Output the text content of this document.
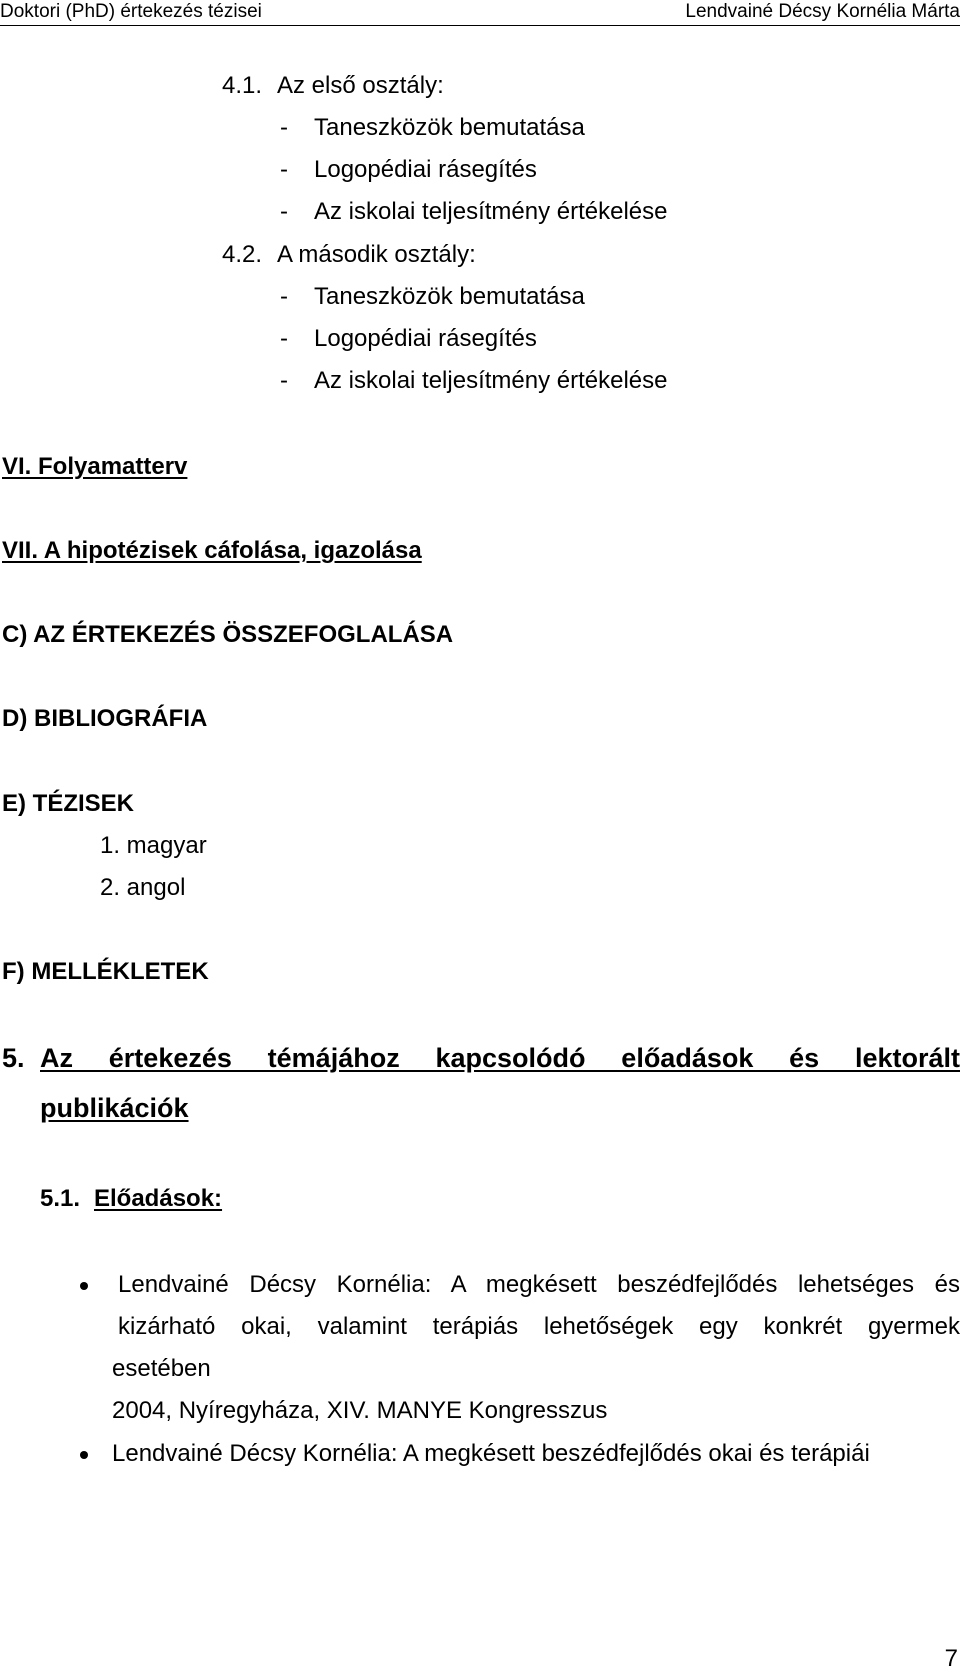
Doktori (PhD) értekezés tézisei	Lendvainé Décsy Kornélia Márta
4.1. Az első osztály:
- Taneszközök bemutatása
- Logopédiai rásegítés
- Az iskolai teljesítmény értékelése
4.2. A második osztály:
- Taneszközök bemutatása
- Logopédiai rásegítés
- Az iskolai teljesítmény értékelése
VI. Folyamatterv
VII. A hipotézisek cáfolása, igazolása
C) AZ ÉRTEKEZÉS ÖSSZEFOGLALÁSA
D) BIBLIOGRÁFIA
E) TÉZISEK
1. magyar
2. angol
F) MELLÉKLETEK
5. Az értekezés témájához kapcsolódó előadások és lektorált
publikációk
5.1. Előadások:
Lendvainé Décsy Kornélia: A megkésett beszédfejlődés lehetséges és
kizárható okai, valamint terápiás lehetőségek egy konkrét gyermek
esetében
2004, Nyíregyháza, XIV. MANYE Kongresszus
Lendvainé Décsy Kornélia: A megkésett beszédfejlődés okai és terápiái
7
---
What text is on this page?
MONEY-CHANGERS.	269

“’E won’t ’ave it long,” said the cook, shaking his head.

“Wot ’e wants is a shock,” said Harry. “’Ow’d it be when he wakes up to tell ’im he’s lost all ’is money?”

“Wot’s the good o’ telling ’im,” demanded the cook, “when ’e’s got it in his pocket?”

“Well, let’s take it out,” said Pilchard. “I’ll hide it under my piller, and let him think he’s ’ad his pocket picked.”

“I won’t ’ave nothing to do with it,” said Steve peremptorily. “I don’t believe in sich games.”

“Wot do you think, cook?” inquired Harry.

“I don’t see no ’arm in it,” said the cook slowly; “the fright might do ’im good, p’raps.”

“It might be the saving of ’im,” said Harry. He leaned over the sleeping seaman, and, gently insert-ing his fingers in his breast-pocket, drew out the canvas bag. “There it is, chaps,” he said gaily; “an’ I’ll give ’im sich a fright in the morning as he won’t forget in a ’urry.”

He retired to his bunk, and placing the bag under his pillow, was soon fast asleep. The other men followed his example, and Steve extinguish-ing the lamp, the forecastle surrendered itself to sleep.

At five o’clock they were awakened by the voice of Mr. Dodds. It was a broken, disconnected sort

_YOUR OBJECTIVE_
Find each line in the records holding the string "fright" and show it.

_SOLUTION FOR THIS TASK_
“I don’t see no ’arm in it,” said the cook slowly; “the fright might do ’im good, p’raps.”
“It might be the saving of ’im,” said Harry. He leaned over the sleeping seaman, and, gently insert-ing his fingers in his breast-pocket, drew out the canvas bag. “There it is, chaps,” he said gaily; “an’ I’ll give ’im sich a fright in the morning as he won’t forget in a ’urry.”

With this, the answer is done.